## start

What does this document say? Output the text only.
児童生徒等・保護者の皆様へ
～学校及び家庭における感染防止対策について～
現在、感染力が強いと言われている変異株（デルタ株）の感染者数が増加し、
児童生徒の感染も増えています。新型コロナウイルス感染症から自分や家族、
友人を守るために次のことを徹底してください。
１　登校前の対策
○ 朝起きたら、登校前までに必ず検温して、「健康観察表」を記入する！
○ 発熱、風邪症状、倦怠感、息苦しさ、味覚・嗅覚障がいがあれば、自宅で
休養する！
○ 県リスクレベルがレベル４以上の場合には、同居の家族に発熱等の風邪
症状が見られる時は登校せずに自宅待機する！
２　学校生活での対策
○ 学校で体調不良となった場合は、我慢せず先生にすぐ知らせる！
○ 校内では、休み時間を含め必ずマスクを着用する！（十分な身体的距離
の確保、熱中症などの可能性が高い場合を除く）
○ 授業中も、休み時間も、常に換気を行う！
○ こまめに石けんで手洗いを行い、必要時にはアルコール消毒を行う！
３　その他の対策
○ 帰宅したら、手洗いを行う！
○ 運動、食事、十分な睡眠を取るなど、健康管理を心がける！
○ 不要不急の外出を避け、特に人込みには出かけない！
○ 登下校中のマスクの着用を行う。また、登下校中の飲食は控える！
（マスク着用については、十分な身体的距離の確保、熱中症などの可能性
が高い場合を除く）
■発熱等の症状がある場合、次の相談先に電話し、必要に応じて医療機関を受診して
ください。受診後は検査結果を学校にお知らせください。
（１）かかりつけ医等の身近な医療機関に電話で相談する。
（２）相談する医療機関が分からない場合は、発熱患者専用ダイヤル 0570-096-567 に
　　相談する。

## end

Take the listing above and write it out again exactly.

→ **TASK OUTPUT**:
What does this document say? Output the text only.
児童生徒等・保護者の皆様へ
～学校及び家庭における感染防止対策について～
現在、感染力が強いと言われている変異株（デルタ株）の感染者数が増加し、
児童生徒の感染も増えています。新型コロナウイルス感染症から自分や家族、
友人を守るために次のことを徹底してください。
１　登校前の対策
○ 朝起きたら、登校前までに必ず検温して、「健康観察表」を記入する！
○ 発熱、風邪症状、倦怠感、息苦しさ、味覚・嗅覚障がいがあれば、自宅で
休養する！
○ 県リスクレベルがレベル４以上の場合には、同居の家族に発熱等の風邪
症状が見られる時は登校せずに自宅待機する！
２　学校生活での対策
○ 学校で体調不良となった場合は、我慢せず先生にすぐ知らせる！
○ 校内では、休み時間を含め必ずマスクを着用する！（十分な身体的距離
の確保、熱中症などの可能性が高い場合を除く）
○ 授業中も、休み時間も、常に換気を行う！
○ こまめに石けんで手洗いを行い、必要時にはアルコール消毒を行う！
３　その他の対策
○ 帰宅したら、手洗いを行う！
○ 運動、食事、十分な睡眠を取るなど、健康管理を心がける！
○ 不要不急の外出を避け、特に人込みには出かけない！
○ 登下校中のマスクの着用を行う。また、登下校中の飲食は控える！
（マスク着用については、十分な身体的距離の確保、熱中症などの可能性
が高い場合を除く）
■発熱等の症状がある場合、次の相談先に電話し、必要に応じて医療機関を受診して
ください。受診後は検査結果を学校にお知らせください。
（１）かかりつけ医等の身近な医療機関に電話で相談する。
（２）相談する医療機関が分からない場合は、発熱患者専用ダイヤル 0570-096-567 に
　　相談する。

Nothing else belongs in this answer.